• **Given task**
The records that follow need to be output exactly as they are.

• **Listed records**

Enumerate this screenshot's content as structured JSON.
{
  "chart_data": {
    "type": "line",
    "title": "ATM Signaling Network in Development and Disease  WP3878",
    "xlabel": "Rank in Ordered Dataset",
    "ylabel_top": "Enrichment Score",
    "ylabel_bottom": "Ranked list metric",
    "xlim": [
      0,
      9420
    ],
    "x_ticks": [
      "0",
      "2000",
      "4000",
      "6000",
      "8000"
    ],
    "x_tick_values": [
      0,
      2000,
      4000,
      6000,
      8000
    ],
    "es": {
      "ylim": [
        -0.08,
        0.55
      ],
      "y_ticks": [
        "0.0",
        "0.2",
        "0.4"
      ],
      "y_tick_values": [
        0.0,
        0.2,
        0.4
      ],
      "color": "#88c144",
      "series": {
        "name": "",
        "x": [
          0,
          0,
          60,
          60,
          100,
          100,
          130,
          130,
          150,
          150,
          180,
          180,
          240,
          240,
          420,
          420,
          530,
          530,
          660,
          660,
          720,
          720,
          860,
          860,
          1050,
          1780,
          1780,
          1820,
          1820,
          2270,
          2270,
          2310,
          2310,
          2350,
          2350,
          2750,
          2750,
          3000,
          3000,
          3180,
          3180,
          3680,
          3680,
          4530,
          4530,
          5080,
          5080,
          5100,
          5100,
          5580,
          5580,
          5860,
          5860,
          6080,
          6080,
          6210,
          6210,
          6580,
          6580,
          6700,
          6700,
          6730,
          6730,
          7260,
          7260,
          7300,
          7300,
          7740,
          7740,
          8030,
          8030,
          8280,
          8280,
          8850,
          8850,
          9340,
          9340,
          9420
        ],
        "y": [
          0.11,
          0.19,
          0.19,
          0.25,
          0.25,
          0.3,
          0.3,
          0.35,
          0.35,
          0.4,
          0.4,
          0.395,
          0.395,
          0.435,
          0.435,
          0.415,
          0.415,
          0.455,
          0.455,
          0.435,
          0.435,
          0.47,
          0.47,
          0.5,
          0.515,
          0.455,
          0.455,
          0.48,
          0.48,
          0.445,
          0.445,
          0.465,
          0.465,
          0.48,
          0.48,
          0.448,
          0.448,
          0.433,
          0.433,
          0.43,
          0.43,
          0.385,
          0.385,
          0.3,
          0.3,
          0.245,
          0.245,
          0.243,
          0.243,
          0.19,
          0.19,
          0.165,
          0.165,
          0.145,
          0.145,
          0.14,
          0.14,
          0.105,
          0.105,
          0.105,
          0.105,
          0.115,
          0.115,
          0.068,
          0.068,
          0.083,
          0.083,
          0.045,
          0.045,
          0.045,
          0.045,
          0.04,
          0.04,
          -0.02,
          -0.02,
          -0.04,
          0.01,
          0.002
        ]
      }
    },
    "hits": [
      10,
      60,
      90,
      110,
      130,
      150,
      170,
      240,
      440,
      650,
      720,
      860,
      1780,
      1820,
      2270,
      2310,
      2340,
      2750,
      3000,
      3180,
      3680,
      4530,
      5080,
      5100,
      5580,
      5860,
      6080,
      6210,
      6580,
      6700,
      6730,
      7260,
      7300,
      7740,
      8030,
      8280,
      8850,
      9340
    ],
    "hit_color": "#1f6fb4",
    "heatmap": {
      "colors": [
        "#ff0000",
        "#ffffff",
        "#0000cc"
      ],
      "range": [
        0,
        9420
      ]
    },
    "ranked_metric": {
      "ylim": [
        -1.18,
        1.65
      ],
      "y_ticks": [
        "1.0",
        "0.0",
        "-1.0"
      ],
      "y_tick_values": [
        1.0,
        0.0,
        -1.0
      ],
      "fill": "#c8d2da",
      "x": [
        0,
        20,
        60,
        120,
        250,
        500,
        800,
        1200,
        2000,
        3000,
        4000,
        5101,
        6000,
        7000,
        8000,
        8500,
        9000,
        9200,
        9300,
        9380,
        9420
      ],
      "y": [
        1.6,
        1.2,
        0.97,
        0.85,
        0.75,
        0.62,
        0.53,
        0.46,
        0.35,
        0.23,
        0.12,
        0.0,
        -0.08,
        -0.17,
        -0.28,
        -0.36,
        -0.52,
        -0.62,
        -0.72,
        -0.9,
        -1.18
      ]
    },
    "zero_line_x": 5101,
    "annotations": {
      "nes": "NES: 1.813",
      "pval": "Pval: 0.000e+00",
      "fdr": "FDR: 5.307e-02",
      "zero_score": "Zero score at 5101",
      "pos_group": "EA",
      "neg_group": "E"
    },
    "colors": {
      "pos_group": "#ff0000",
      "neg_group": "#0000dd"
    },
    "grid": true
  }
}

• **Full answer**
Enumerate this screenshot's content as structured JSON.
{
  "chart_data": {
    "type": "line",
    "title": "ATM Signaling Network in Development and Disease  WP3878",
    "xlabel": "Rank in Ordered Dataset",
    "ylabel_top": "Enrichment Score",
    "ylabel_bottom": "Ranked list metric",
    "xlim": [
      0,
      9420
    ],
    "x_ticks": [
      "0",
      "2000",
      "4000",
      "6000",
      "8000"
    ],
    "x_tick_values": [
      0,
      2000,
      4000,
      6000,
      8000
    ],
    "es": {
      "ylim": [
        -0.08,
        0.55
      ],
      "y_ticks": [
        "0.0",
        "0.2",
        "0.4"
      ],
      "y_tick_values": [
        0.0,
        0.2,
        0.4
      ],
      "color": "#88c144",
      "series": {
        "name": "",
        "x": [
          0,
          0,
          60,
          60,
          100,
          100,
          130,
          130,
          150,
          150,
          180,
          180,
          240,
          240,
          420,
          420,
          530,
          530,
          660,
          660,
          720,
          720,
          860,
          860,
          1050,
          1780,
          1780,
          1820,
          1820,
          2270,
          2270,
          2310,
          2310,
          2350,
          2350,
          2750,
          2750,
          3000,
          3000,
          3180,
          3180,
          3680,
          3680,
          4530,
          4530,
          5080,
          5080,
          5100,
          5100,
          5580,
          5580,
          5860,
          5860,
          6080,
          6080,
          6210,
          6210,
          6580,
          6580,
          6700,
          6700,
          6730,
          6730,
          7260,
          7260,
          7300,
          7300,
          7740,
          7740,
          8030,
          8030,
          8280,
          8280,
          8850,
          8850,
          9340,
          9340,
          9420
        ],
        "y": [
          0.11,
          0.19,
          0.19,
          0.25,
          0.25,
          0.3,
          0.3,
          0.35,
          0.35,
          0.4,
          0.4,
          0.395,
          0.395,
          0.435,
          0.435,
          0.415,
          0.415,
          0.455,
          0.455,
          0.435,
          0.435,
          0.47,
          0.47,
          0.5,
          0.515,
          0.455,
          0.455,
          0.48,
          0.48,
          0.445,
          0.445,
          0.465,
          0.465,
          0.48,
          0.48,
          0.448,
          0.448,
          0.433,
          0.433,
          0.43,
          0.43,
          0.385,
          0.385,
          0.3,
          0.3,
          0.245,
          0.245,
          0.243,
          0.243,
          0.19,
          0.19,
          0.165,
          0.165,
          0.145,
          0.145,
          0.14,
          0.14,
          0.105,
          0.105,
          0.105,
          0.105,
          0.115,
          0.115,
          0.068,
          0.068,
          0.083,
          0.083,
          0.045,
          0.045,
          0.045,
          0.045,
          0.04,
          0.04,
          -0.02,
          -0.02,
          -0.04,
          0.01,
          0.002
        ]
      }
    },
    "hits": [
      10,
      60,
      90,
      110,
      130,
      150,
      170,
      240,
      440,
      650,
      720,
      860,
      1780,
      1820,
      2270,
      2310,
      2340,
      2750,
      3000,
      3180,
      3680,
      4530,
      5080,
      5100,
      5580,
      5860,
      6080,
      6210,
      6580,
      6700,
      6730,
      7260,
      7300,
      7740,
      8030,
      8280,
      8850,
      9340
    ],
    "hit_color": "#1f6fb4",
    "heatmap": {
      "colors": [
        "#ff0000",
        "#ffffff",
        "#0000cc"
      ],
      "range": [
        0,
        9420
      ]
    },
    "ranked_metric": {
      "ylim": [
        -1.18,
        1.65
      ],
      "y_ticks": [
        "1.0",
        "0.0",
        "-1.0"
      ],
      "y_tick_values": [
        1.0,
        0.0,
        -1.0
      ],
      "fill": "#c8d2da",
      "x": [
        0,
        20,
        60,
        120,
        250,
        500,
        800,
        1200,
        2000,
        3000,
        4000,
        5101,
        6000,
        7000,
        8000,
        8500,
        9000,
        9200,
        9300,
        9380,
        9420
      ],
      "y": [
        1.6,
        1.2,
        0.97,
        0.85,
        0.75,
        0.62,
        0.53,
        0.46,
        0.35,
        0.23,
        0.12,
        0.0,
        -0.08,
        -0.17,
        -0.28,
        -0.36,
        -0.52,
        -0.62,
        -0.72,
        -0.9,
        -1.18
      ]
    },
    "zero_line_x": 5101,
    "annotations": {
      "nes": "NES: 1.813",
      "pval": "Pval: 0.000e+00",
      "fdr": "FDR: 5.307e-02",
      "zero_score": "Zero score at 5101",
      "pos_group": "EA",
      "neg_group": "E"
    },
    "colors": {
      "pos_group": "#ff0000",
      "neg_group": "#0000dd"
    },
    "grid": true
  }
}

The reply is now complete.